Quote the records beneath, complete and exact. Leave out images.

● Records for this exercise:
────────────────────
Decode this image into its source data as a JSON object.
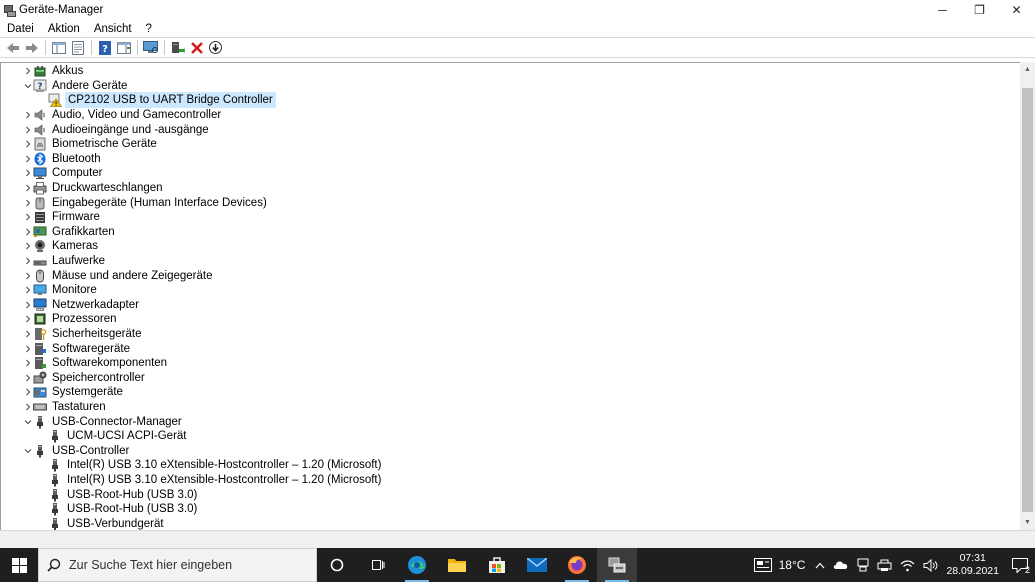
{
  "window": {
    "title": "Geräte-Manager",
    "controls": {
      "minimize": "─",
      "restore": "❐",
      "close": "✕"
    }
  },
  "menu": [
    "Datei",
    "Aktion",
    "Ansicht",
    "?"
  ],
  "toolbar": {
    "buttons": [
      "back-icon",
      "forward-icon",
      "show-hide-console-tree-icon",
      "properties-icon",
      "help-icon",
      "action-pane-icon",
      "monitor-scan-icon",
      "update-driver-icon",
      "uninstall-device-icon",
      "download-icon"
    ]
  },
  "tree": {
    "items": [
      {
        "label": "Akkus",
        "level": 1,
        "expander": "collapsed",
        "icon": "battery-icon"
      },
      {
        "label": "Andere Geräte",
        "level": 1,
        "expander": "expanded",
        "icon": "unknown-device-icon"
      },
      {
        "label": "CP2102 USB to UART Bridge Controller",
        "level": 2,
        "expander": "none",
        "icon": "warning-device-icon",
        "selected": true
      },
      {
        "label": "Audio, Video und Gamecontroller",
        "level": 1,
        "expander": "collapsed",
        "icon": "speaker-icon"
      },
      {
        "label": "Audioeingänge und -ausgänge",
        "level": 1,
        "expander": "collapsed",
        "icon": "speaker-icon"
      },
      {
        "label": "Biometrische Geräte",
        "level": 1,
        "expander": "collapsed",
        "icon": "biometric-icon"
      },
      {
        "label": "Bluetooth",
        "level": 1,
        "expander": "collapsed",
        "icon": "bluetooth-icon"
      },
      {
        "label": "Computer",
        "level": 1,
        "expander": "collapsed",
        "icon": "computer-icon"
      },
      {
        "label": "Druckwarteschlangen",
        "level": 1,
        "expander": "collapsed",
        "icon": "printer-icon"
      },
      {
        "label": "Eingabegeräte (Human Interface Devices)",
        "level": 1,
        "expander": "collapsed",
        "icon": "hid-icon"
      },
      {
        "label": "Firmware",
        "level": 1,
        "expander": "collapsed",
        "icon": "firmware-icon"
      },
      {
        "label": "Grafikkarten",
        "level": 1,
        "expander": "collapsed",
        "icon": "display-adapter-icon"
      },
      {
        "label": "Kameras",
        "level": 1,
        "expander": "collapsed",
        "icon": "camera-icon"
      },
      {
        "label": "Laufwerke",
        "level": 1,
        "expander": "collapsed",
        "icon": "drive-icon"
      },
      {
        "label": "Mäuse und andere Zeigegeräte",
        "level": 1,
        "expander": "collapsed",
        "icon": "mouse-icon"
      },
      {
        "label": "Monitore",
        "level": 1,
        "expander": "collapsed",
        "icon": "monitor-icon"
      },
      {
        "label": "Netzwerkadapter",
        "level": 1,
        "expander": "collapsed",
        "icon": "network-icon"
      },
      {
        "label": "Prozessoren",
        "level": 1,
        "expander": "collapsed",
        "icon": "processor-icon"
      },
      {
        "label": "Sicherheitsgeräte",
        "level": 1,
        "expander": "collapsed",
        "icon": "security-icon"
      },
      {
        "label": "Softwaregeräte",
        "level": 1,
        "expander": "collapsed",
        "icon": "software-device-icon"
      },
      {
        "label": "Softwarekomponenten",
        "level": 1,
        "expander": "collapsed",
        "icon": "software-component-icon"
      },
      {
        "label": "Speichercontroller",
        "level": 1,
        "expander": "collapsed",
        "icon": "storage-controller-icon"
      },
      {
        "label": "Systemgeräte",
        "level": 1,
        "expander": "collapsed",
        "icon": "system-device-icon"
      },
      {
        "label": "Tastaturen",
        "level": 1,
        "expander": "collapsed",
        "icon": "keyboard-icon"
      },
      {
        "label": "USB-Connector-Manager",
        "level": 1,
        "expander": "expanded",
        "icon": "usb-icon"
      },
      {
        "label": "UCM-UCSI ACPI-Gerät",
        "level": 2,
        "expander": "none",
        "icon": "usb-icon"
      },
      {
        "label": "USB-Controller",
        "level": 1,
        "expander": "expanded",
        "icon": "usb-icon"
      },
      {
        "label": "Intel(R) USB 3.10 eXtensible-Hostcontroller – 1.20 (Microsoft)",
        "level": 2,
        "expander": "none",
        "icon": "usb-icon"
      },
      {
        "label": "Intel(R) USB 3.10 eXtensible-Hostcontroller – 1.20 (Microsoft)",
        "level": 2,
        "expander": "none",
        "icon": "usb-icon"
      },
      {
        "label": "USB-Root-Hub (USB 3.0)",
        "level": 2,
        "expander": "none",
        "icon": "usb-icon"
      },
      {
        "label": "USB-Root-Hub (USB 3.0)",
        "level": 2,
        "expander": "none",
        "icon": "usb-icon"
      },
      {
        "label": "USB-Verbundgerät",
        "level": 2,
        "expander": "none",
        "icon": "usb-icon"
      }
    ]
  },
  "taskbar": {
    "search_placeholder": "Zur Suche Text hier eingeben",
    "apps": [
      "cortana-icon",
      "task-view-icon",
      "edge-icon",
      "file-explorer-icon",
      "store-icon",
      "mail-icon",
      "firefox-icon",
      "device-manager-icon"
    ],
    "tray": {
      "temperature": "18°C",
      "time": "07:31",
      "date": "28.09.2021",
      "notifications": "2"
    }
  },
  "colors": {
    "selection": "#cce8ff",
    "taskbar": "#1f1f1f",
    "accent": "#76b9ed"
  }
}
────────────────────
● Completed exercise:
Decode this image into its source data as a JSON object.
{
  "window": {
    "title": "Geräte-Manager",
    "controls": {
      "minimize": "─",
      "restore": "❐",
      "close": "✕"
    }
  },
  "menu": [
    "Datei",
    "Aktion",
    "Ansicht",
    "?"
  ],
  "toolbar": {
    "buttons": [
      "back-icon",
      "forward-icon",
      "show-hide-console-tree-icon",
      "properties-icon",
      "help-icon",
      "action-pane-icon",
      "monitor-scan-icon",
      "update-driver-icon",
      "uninstall-device-icon",
      "download-icon"
    ]
  },
  "tree": {
    "items": [
      {
        "label": "Akkus",
        "level": 1,
        "expander": "collapsed",
        "icon": "battery-icon"
      },
      {
        "label": "Andere Geräte",
        "level": 1,
        "expander": "expanded",
        "icon": "unknown-device-icon"
      },
      {
        "label": "CP2102 USB to UART Bridge Controller",
        "level": 2,
        "expander": "none",
        "icon": "warning-device-icon",
        "selected": true
      },
      {
        "label": "Audio, Video und Gamecontroller",
        "level": 1,
        "expander": "collapsed",
        "icon": "speaker-icon"
      },
      {
        "label": "Audioeingänge und -ausgänge",
        "level": 1,
        "expander": "collapsed",
        "icon": "speaker-icon"
      },
      {
        "label": "Biometrische Geräte",
        "level": 1,
        "expander": "collapsed",
        "icon": "biometric-icon"
      },
      {
        "label": "Bluetooth",
        "level": 1,
        "expander": "collapsed",
        "icon": "bluetooth-icon"
      },
      {
        "label": "Computer",
        "level": 1,
        "expander": "collapsed",
        "icon": "computer-icon"
      },
      {
        "label": "Druckwarteschlangen",
        "level": 1,
        "expander": "collapsed",
        "icon": "printer-icon"
      },
      {
        "label": "Eingabegeräte (Human Interface Devices)",
        "level": 1,
        "expander": "collapsed",
        "icon": "hid-icon"
      },
      {
        "label": "Firmware",
        "level": 1,
        "expander": "collapsed",
        "icon": "firmware-icon"
      },
      {
        "label": "Grafikkarten",
        "level": 1,
        "expander": "collapsed",
        "icon": "display-adapter-icon"
      },
      {
        "label": "Kameras",
        "level": 1,
        "expander": "collapsed",
        "icon": "camera-icon"
      },
      {
        "label": "Laufwerke",
        "level": 1,
        "expander": "collapsed",
        "icon": "drive-icon"
      },
      {
        "label": "Mäuse und andere Zeigegeräte",
        "level": 1,
        "expander": "collapsed",
        "icon": "mouse-icon"
      },
      {
        "label": "Monitore",
        "level": 1,
        "expander": "collapsed",
        "icon": "monitor-icon"
      },
      {
        "label": "Netzwerkadapter",
        "level": 1,
        "expander": "collapsed",
        "icon": "network-icon"
      },
      {
        "label": "Prozessoren",
        "level": 1,
        "expander": "collapsed",
        "icon": "processor-icon"
      },
      {
        "label": "Sicherheitsgeräte",
        "level": 1,
        "expander": "collapsed",
        "icon": "security-icon"
      },
      {
        "label": "Softwaregeräte",
        "level": 1,
        "expander": "collapsed",
        "icon": "software-device-icon"
      },
      {
        "label": "Softwarekomponenten",
        "level": 1,
        "expander": "collapsed",
        "icon": "software-component-icon"
      },
      {
        "label": "Speichercontroller",
        "level": 1,
        "expander": "collapsed",
        "icon": "storage-controller-icon"
      },
      {
        "label": "Systemgeräte",
        "level": 1,
        "expander": "collapsed",
        "icon": "system-device-icon"
      },
      {
        "label": "Tastaturen",
        "level": 1,
        "expander": "collapsed",
        "icon": "keyboard-icon"
      },
      {
        "label": "USB-Connector-Manager",
        "level": 1,
        "expander": "expanded",
        "icon": "usb-icon"
      },
      {
        "label": "UCM-UCSI ACPI-Gerät",
        "level": 2,
        "expander": "none",
        "icon": "usb-icon"
      },
      {
        "label": "USB-Controller",
        "level": 1,
        "expander": "expanded",
        "icon": "usb-icon"
      },
      {
        "label": "Intel(R) USB 3.10 eXtensible-Hostcontroller – 1.20 (Microsoft)",
        "level": 2,
        "expander": "none",
        "icon": "usb-icon"
      },
      {
        "label": "Intel(R) USB 3.10 eXtensible-Hostcontroller – 1.20 (Microsoft)",
        "level": 2,
        "expander": "none",
        "icon": "usb-icon"
      },
      {
        "label": "USB-Root-Hub (USB 3.0)",
        "level": 2,
        "expander": "none",
        "icon": "usb-icon"
      },
      {
        "label": "USB-Root-Hub (USB 3.0)",
        "level": 2,
        "expander": "none",
        "icon": "usb-icon"
      },
      {
        "label": "USB-Verbundgerät",
        "level": 2,
        "expander": "none",
        "icon": "usb-icon"
      }
    ]
  },
  "taskbar": {
    "search_placeholder": "Zur Suche Text hier eingeben",
    "apps": [
      "cortana-icon",
      "task-view-icon",
      "edge-icon",
      "file-explorer-icon",
      "store-icon",
      "mail-icon",
      "firefox-icon",
      "device-manager-icon"
    ],
    "tray": {
      "temperature": "18°C",
      "time": "07:31",
      "date": "28.09.2021",
      "notifications": "2"
    }
  },
  "colors": {
    "selection": "#cce8ff",
    "taskbar": "#1f1f1f",
    "accent": "#76b9ed"
  }
}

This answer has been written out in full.